◆ PROBLEM DESCRIPTION
All records must be quoted exactly. Omit the pictures.
+ + + + + + +
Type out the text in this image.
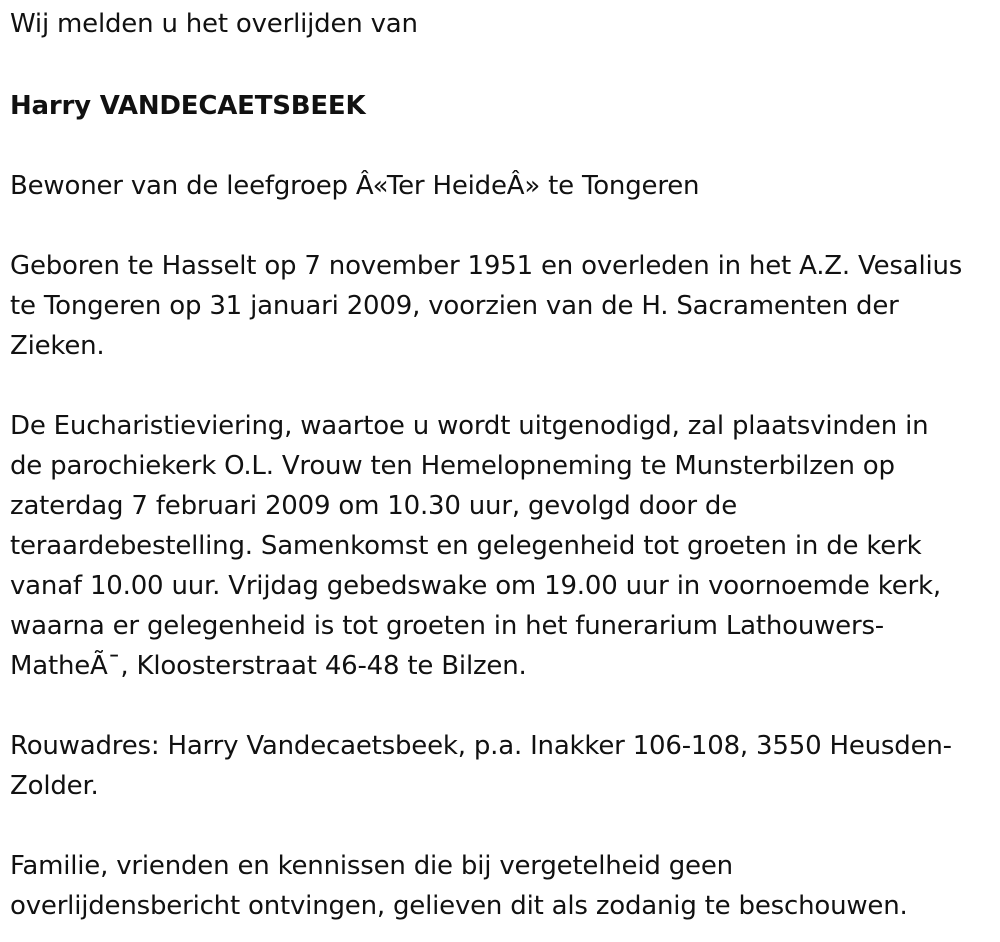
Wij melden u het overlijden van

Harry VANDECAETSBEEK

Bewoner van de leefgroep Â«Ter HeideÂ» te Tongeren

Geboren te Hasselt op 7 november 1951 en overleden in het A.Z. Vesalius
te Tongeren op 31 januari 2009, voorzien van de H. Sacramenten der
Zieken.

De Eucharistieviering, waartoe u wordt uitgenodigd, zal plaatsvinden in
de parochiekerk O.L. Vrouw ten Hemelopneming te Munsterbilzen op
zaterdag 7 februari 2009 om 10.30 uur, gevolgd door de
teraardebestelling. Samenkomst en gelegenheid tot groeten in de kerk
vanaf 10.00 uur. Vrijdag gebedswake om 19.00 uur in voornoemde kerk,
waarna er gelegenheid is tot groeten in het funerarium Lathouwers-
MatheÃ¯, Kloosterstraat 46-48 te Bilzen.

Rouwadres: Harry Vandecaetsbeek, p.a. Inakker 106-108, 3550 Heusden-
Zolder.

Familie, vrienden en kennissen die bij vergetelheid geen
overlijdensbericht ontvingen, gelieven dit als zodanig te beschouwen.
+ + + + + + +
◆ SOLUTION TO THE EXERCISE
Type out the text in this image.
Wij melden u het overlijden van

Harry VANDECAETSBEEK

Bewoner van de leefgroep Â«Ter HeideÂ» te Tongeren

Geboren te Hasselt op 7 november 1951 en overleden in het A.Z. Vesalius
te Tongeren op 31 januari 2009, voorzien van de H. Sacramenten der
Zieken.

De Eucharistieviering, waartoe u wordt uitgenodigd, zal plaatsvinden in
de parochiekerk O.L. Vrouw ten Hemelopneming te Munsterbilzen op
zaterdag 7 februari 2009 om 10.30 uur, gevolgd door de
teraardebestelling. Samenkomst en gelegenheid tot groeten in de kerk
vanaf 10.00 uur. Vrijdag gebedswake om 19.00 uur in voornoemde kerk,
waarna er gelegenheid is tot groeten in het funerarium Lathouwers-
MatheÃ¯, Kloosterstraat 46-48 te Bilzen.

Rouwadres: Harry Vandecaetsbeek, p.a. Inakker 106-108, 3550 Heusden-
Zolder.

Familie, vrienden en kennissen die bij vergetelheid geen
overlijdensbericht ontvingen, gelieven dit als zodanig te beschouwen.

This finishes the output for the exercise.